■ **Given request**
Filter the data for lines with the word "document", then copy every line so identified.
------ Record set
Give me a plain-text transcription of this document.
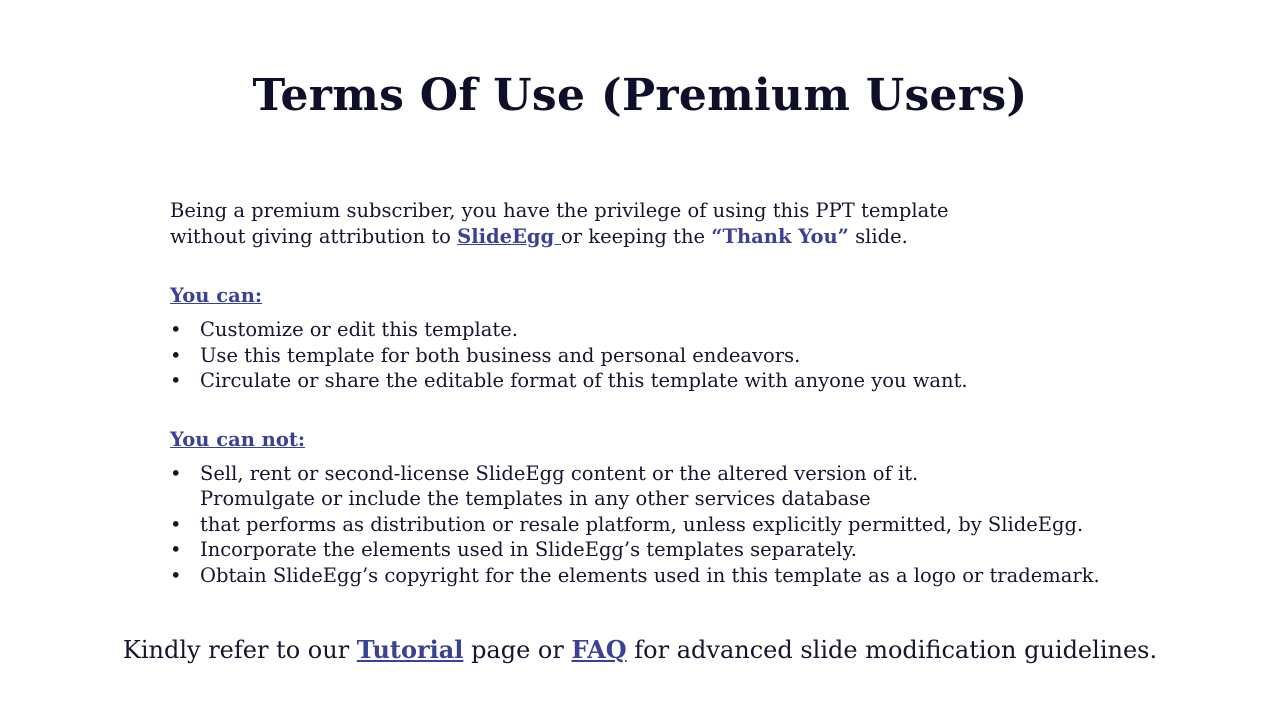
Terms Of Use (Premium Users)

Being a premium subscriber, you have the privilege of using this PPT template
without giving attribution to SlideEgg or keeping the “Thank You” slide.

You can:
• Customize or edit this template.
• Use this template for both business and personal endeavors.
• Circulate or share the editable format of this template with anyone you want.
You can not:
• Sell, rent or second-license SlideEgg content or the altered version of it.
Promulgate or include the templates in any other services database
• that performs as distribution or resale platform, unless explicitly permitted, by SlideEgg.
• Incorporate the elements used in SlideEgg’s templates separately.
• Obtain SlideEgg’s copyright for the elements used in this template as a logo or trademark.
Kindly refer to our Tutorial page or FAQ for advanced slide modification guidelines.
------------
------ Record set
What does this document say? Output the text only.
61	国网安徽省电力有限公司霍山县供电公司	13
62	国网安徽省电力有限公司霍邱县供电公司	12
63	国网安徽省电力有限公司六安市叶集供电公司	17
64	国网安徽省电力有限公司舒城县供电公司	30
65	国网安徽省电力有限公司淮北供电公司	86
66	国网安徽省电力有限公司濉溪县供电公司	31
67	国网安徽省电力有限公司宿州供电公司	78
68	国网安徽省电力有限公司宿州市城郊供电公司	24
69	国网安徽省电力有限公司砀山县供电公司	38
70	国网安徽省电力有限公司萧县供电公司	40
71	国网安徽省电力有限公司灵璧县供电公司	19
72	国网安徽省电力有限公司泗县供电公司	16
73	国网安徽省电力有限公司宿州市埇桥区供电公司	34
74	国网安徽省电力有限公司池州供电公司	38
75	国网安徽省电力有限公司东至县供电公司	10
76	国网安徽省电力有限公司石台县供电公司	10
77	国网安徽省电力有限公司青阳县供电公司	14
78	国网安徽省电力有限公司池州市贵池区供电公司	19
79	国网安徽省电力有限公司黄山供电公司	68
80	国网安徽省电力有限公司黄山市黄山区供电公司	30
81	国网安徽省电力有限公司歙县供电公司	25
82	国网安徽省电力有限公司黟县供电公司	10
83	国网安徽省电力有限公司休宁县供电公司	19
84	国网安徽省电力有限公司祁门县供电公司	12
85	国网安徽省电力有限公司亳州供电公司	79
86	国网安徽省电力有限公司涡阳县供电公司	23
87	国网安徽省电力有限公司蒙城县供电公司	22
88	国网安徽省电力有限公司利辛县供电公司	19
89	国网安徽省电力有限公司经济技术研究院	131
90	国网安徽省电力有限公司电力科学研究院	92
------------
■ **Complete answer**
Give me a plain-text transcription of this document.
What does this document say? Output the text only.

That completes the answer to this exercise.